### What you need to do
Print all the entries verbatim.

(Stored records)
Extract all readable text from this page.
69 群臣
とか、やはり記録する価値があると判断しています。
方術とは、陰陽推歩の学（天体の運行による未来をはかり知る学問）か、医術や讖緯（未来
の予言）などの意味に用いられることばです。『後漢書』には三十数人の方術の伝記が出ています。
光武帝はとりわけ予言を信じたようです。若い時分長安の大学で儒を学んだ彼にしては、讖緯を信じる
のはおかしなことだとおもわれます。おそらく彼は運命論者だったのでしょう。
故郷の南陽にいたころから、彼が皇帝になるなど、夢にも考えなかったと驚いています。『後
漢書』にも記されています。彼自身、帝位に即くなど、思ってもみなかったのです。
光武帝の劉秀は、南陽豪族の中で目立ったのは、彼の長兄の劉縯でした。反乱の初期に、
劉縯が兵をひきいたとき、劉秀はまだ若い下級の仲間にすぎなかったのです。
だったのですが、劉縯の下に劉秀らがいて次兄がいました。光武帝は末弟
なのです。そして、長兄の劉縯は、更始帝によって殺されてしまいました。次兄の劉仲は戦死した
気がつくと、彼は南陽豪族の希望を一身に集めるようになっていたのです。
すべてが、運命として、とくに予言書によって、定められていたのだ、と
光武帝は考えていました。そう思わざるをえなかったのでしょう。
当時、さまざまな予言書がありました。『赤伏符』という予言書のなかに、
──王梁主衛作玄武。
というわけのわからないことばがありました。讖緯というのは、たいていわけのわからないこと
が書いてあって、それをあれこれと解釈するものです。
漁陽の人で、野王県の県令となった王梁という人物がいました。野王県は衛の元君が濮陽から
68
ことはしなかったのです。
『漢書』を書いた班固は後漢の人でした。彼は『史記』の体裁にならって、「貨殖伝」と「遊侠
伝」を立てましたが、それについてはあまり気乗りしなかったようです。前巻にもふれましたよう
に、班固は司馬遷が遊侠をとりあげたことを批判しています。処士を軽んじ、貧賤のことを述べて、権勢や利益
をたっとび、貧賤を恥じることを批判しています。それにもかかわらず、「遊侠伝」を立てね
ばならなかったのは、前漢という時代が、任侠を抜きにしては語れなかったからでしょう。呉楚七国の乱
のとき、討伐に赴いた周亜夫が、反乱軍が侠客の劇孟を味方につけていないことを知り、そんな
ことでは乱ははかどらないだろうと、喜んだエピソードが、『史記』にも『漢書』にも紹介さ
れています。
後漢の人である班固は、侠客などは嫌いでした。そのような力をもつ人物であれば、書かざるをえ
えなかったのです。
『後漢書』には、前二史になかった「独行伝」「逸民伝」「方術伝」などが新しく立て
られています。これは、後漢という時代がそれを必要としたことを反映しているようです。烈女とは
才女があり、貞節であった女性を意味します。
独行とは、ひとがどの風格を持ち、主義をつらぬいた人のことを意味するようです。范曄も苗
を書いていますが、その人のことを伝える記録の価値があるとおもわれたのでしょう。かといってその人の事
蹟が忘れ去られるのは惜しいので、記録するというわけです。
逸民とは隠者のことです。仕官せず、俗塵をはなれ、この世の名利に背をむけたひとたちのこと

### Written response
Extract all readable text from this page.
69 群臣
とか、やはり記録する価値があると判断しています。
方術とは、陰陽推歩の学（天体の運行による未来をはかり知る学問）か、医術や讖緯（未来
の予言）などの意味に用いられることばです。『後漢書』には三十数人の方術の伝記が出ています。
光武帝はとりわけ予言を信じたようです。若い時分長安の大学で儒を学んだ彼にしては、讖緯を信じる
のはおかしなことだとおもわれます。おそらく彼は運命論者だったのでしょう。
故郷の南陽にいたころから、彼が皇帝になるなど、夢にも考えなかったと驚いています。『後
漢書』にも記されています。彼自身、帝位に即くなど、思ってもみなかったのです。
光武帝の劉秀は、南陽豪族の中で目立ったのは、彼の長兄の劉縯でした。反乱の初期に、
劉縯が兵をひきいたとき、劉秀はまだ若い下級の仲間にすぎなかったのです。
だったのですが、劉縯の下に劉秀らがいて次兄がいました。光武帝は末弟
なのです。そして、長兄の劉縯は、更始帝によって殺されてしまいました。次兄の劉仲は戦死した
気がつくと、彼は南陽豪族の希望を一身に集めるようになっていたのです。
すべてが、運命として、とくに予言書によって、定められていたのだ、と
光武帝は考えていました。そう思わざるをえなかったのでしょう。
当時、さまざまな予言書がありました。『赤伏符』という予言書のなかに、
──王梁主衛作玄武。
というわけのわからないことばがありました。讖緯というのは、たいていわけのわからないこと
が書いてあって、それをあれこれと解釈するものです。
漁陽の人で、野王県の県令となった王梁という人物がいました。野王県は衛の元君が濮陽から
68
ことはしなかったのです。
『漢書』を書いた班固は後漢の人でした。彼は『史記』の体裁にならって、「貨殖伝」と「遊侠
伝」を立てましたが、それについてはあまり気乗りしなかったようです。前巻にもふれましたよう
に、班固は司馬遷が遊侠をとりあげたことを批判しています。処士を軽んじ、貧賤のことを述べて、権勢や利益
をたっとび、貧賤を恥じることを批判しています。それにもかかわらず、「遊侠伝」を立てね
ばならなかったのは、前漢という時代が、任侠を抜きにしては語れなかったからでしょう。呉楚七国の乱
のとき、討伐に赴いた周亜夫が、反乱軍が侠客の劇孟を味方につけていないことを知り、そんな
ことでは乱ははかどらないだろうと、喜んだエピソードが、『史記』にも『漢書』にも紹介さ
れています。
後漢の人である班固は、侠客などは嫌いでした。そのような力をもつ人物であれば、書かざるをえ
えなかったのです。
『後漢書』には、前二史になかった「独行伝」「逸民伝」「方術伝」などが新しく立て
られています。これは、後漢という時代がそれを必要としたことを反映しているようです。烈女とは
才女があり、貞節であった女性を意味します。
独行とは、ひとがどの風格を持ち、主義をつらぬいた人のことを意味するようです。范曄も苗
を書いていますが、その人のことを伝える記録の価値があるとおもわれたのでしょう。かといってその人の事
蹟が忘れ去られるのは惜しいので、記録するというわけです。
逸民とは隠者のことです。仕官せず、俗塵をはなれ、この世の名利に背をむけたひとたちのこと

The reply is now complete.